#### Supplied material ####

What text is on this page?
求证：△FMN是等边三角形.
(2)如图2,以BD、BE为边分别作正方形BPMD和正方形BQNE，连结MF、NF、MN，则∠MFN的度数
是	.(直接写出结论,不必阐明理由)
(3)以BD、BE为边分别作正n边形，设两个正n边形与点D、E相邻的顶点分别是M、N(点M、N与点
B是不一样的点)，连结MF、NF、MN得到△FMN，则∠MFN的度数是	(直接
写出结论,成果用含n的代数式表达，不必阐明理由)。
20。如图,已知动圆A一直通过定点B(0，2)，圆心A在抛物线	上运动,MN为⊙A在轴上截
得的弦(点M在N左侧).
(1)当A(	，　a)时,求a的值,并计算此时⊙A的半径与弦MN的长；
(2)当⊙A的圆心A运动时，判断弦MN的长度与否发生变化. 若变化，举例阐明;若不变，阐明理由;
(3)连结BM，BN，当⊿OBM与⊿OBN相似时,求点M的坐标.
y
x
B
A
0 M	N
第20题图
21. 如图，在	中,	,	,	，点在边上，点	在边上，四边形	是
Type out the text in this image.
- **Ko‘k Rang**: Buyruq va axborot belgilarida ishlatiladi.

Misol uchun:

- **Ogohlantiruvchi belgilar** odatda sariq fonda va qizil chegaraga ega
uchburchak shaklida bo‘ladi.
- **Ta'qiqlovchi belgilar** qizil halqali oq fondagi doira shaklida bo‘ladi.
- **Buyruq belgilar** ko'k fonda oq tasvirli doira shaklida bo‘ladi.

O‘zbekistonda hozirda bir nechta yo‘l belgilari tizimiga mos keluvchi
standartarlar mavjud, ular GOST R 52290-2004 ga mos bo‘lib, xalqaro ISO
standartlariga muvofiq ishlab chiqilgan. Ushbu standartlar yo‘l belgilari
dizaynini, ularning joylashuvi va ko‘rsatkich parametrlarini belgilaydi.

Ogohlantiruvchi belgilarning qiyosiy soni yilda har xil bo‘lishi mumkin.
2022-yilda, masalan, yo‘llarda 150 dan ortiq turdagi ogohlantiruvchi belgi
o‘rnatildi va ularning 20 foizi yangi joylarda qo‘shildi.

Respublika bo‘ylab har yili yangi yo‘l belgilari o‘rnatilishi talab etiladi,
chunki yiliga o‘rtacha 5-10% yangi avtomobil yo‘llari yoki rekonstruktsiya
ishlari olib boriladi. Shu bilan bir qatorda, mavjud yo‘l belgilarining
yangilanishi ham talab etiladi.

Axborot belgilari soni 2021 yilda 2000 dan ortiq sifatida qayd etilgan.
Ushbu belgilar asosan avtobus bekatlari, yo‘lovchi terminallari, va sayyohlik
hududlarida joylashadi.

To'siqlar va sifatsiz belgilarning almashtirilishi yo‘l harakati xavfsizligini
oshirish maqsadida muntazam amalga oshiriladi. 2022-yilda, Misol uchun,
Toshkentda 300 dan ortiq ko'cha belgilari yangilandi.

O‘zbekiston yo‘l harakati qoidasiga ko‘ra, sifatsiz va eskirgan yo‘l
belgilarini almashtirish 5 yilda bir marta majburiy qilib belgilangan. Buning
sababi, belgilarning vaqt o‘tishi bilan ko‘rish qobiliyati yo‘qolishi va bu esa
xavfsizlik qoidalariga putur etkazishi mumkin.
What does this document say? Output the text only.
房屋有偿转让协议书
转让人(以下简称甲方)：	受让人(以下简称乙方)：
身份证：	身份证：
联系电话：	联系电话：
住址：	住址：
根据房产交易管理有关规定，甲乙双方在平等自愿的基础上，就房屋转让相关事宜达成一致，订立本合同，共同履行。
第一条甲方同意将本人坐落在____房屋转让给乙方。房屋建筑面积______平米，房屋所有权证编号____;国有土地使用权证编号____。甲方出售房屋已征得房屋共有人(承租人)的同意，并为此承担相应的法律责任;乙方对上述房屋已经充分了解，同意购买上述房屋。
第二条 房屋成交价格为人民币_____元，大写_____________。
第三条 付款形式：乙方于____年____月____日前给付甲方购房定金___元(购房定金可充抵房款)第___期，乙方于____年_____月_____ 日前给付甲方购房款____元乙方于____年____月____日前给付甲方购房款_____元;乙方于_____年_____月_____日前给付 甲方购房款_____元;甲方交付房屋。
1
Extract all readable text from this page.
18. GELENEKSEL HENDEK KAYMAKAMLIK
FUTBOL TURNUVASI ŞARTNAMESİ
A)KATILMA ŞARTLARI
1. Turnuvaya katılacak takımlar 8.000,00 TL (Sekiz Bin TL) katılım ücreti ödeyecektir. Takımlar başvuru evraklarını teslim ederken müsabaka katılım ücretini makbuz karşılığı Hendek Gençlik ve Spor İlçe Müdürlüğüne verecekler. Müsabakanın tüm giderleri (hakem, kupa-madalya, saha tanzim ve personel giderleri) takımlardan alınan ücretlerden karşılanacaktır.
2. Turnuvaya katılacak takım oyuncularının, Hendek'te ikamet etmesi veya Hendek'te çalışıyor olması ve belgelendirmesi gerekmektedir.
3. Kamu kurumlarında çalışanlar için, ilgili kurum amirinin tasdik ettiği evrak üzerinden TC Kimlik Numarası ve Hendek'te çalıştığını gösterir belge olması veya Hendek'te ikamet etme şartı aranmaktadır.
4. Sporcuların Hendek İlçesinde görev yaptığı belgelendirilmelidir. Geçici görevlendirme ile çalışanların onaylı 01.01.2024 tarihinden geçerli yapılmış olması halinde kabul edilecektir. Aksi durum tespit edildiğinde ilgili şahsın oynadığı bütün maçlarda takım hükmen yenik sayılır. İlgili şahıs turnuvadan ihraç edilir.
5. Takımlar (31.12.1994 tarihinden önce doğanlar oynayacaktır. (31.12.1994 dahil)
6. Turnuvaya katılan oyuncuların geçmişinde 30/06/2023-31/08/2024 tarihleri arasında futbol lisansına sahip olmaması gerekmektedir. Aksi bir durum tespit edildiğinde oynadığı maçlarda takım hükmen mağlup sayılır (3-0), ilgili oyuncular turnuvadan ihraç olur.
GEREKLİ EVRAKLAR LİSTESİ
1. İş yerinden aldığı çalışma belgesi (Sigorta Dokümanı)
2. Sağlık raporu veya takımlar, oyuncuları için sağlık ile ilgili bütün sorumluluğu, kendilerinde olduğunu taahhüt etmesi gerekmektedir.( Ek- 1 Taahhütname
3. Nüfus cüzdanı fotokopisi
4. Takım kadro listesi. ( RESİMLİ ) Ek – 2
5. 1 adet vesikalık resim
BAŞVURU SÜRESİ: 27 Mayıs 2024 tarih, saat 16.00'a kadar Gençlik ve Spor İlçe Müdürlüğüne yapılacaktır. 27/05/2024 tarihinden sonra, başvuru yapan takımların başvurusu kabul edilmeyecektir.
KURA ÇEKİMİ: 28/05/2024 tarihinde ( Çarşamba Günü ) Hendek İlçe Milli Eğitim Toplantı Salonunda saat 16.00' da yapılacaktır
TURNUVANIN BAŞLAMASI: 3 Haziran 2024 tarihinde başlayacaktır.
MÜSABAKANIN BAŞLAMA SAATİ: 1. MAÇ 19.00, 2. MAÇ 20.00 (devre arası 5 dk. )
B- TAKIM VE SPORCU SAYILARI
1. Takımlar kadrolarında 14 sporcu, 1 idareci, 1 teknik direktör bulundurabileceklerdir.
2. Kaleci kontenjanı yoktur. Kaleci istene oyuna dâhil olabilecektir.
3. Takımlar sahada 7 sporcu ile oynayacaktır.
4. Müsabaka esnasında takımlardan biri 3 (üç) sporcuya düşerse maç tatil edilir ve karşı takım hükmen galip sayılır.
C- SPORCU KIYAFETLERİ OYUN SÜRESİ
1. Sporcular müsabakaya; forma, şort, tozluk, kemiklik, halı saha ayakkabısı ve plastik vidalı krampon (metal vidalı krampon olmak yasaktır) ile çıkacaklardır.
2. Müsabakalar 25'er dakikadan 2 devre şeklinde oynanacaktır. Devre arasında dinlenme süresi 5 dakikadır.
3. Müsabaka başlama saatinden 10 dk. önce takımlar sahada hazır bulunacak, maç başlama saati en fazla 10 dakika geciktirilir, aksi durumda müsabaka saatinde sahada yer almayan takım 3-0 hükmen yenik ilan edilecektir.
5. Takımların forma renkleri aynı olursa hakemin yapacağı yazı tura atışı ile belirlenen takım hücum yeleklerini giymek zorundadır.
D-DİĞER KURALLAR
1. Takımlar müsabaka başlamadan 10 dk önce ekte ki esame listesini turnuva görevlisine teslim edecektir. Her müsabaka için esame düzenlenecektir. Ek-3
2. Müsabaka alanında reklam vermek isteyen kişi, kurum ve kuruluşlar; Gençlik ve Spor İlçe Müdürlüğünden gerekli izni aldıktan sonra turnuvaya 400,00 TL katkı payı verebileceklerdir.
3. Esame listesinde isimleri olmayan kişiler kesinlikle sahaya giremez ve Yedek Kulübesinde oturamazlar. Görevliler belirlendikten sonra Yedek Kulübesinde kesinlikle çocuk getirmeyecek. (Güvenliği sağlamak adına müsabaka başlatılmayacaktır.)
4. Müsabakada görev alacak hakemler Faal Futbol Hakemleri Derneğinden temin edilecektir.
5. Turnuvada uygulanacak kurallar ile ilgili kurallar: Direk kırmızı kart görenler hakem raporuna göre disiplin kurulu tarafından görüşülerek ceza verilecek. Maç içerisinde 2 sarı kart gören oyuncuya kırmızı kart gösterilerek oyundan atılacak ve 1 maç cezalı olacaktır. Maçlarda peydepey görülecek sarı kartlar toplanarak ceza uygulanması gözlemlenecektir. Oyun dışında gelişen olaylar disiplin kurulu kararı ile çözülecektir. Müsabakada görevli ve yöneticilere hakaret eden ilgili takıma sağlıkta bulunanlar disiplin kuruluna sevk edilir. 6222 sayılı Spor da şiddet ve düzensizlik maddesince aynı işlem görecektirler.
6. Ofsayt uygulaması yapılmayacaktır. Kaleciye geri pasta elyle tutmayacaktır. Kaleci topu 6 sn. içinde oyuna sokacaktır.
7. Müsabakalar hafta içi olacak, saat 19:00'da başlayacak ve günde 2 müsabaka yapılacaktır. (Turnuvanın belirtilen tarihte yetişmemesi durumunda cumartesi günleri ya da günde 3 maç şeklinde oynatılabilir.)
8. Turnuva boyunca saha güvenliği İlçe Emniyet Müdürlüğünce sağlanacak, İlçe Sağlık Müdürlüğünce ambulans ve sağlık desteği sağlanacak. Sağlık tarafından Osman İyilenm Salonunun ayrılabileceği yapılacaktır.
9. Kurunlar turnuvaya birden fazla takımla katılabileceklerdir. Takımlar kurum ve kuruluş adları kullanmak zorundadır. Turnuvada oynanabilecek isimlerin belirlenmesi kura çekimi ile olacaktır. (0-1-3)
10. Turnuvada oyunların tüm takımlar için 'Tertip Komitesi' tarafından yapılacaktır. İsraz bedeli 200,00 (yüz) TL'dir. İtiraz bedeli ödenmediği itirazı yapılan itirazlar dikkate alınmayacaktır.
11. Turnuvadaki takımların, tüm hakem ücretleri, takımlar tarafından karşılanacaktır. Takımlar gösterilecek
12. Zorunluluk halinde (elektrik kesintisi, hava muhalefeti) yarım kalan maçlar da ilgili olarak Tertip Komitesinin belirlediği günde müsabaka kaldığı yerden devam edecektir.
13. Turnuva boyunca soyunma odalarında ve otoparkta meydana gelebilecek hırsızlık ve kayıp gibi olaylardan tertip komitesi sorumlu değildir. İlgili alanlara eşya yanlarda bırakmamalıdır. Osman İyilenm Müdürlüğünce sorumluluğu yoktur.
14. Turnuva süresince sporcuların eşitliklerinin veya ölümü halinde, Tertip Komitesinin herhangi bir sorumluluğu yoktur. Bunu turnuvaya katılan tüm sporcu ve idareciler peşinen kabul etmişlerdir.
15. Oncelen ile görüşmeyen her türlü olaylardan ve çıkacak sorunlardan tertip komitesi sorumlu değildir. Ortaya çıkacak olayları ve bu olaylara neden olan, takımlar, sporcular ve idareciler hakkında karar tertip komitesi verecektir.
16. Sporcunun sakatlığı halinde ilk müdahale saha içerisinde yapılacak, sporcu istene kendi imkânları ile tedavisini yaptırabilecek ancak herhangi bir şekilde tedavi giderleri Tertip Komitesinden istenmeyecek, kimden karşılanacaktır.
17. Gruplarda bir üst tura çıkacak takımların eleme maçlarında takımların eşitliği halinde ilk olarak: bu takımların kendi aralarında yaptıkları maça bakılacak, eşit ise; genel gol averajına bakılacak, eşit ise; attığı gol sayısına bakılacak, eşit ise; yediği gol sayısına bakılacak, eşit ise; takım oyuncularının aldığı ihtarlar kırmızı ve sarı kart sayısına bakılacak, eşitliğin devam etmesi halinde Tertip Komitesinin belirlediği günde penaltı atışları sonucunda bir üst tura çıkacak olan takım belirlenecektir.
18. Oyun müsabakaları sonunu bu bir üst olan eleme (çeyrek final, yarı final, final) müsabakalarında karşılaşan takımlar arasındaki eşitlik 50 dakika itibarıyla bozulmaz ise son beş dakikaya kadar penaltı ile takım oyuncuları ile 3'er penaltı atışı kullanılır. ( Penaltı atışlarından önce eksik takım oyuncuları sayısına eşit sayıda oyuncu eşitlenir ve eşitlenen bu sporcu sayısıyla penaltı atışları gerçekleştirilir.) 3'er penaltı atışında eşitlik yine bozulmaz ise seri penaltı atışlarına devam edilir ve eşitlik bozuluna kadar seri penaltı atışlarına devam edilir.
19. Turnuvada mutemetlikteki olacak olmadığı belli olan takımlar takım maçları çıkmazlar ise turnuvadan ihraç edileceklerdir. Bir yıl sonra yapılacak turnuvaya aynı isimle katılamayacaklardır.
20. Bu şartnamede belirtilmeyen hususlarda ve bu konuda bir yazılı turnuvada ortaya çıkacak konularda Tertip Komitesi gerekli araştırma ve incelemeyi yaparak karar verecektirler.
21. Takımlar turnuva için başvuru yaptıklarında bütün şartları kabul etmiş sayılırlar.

####

Your goal
Search the records for the word "text". Copy every line that has it.

Result below
What text is on this page?
Type out the text in this image.
What does this document say? Output the text only.
Extract all readable text from this page.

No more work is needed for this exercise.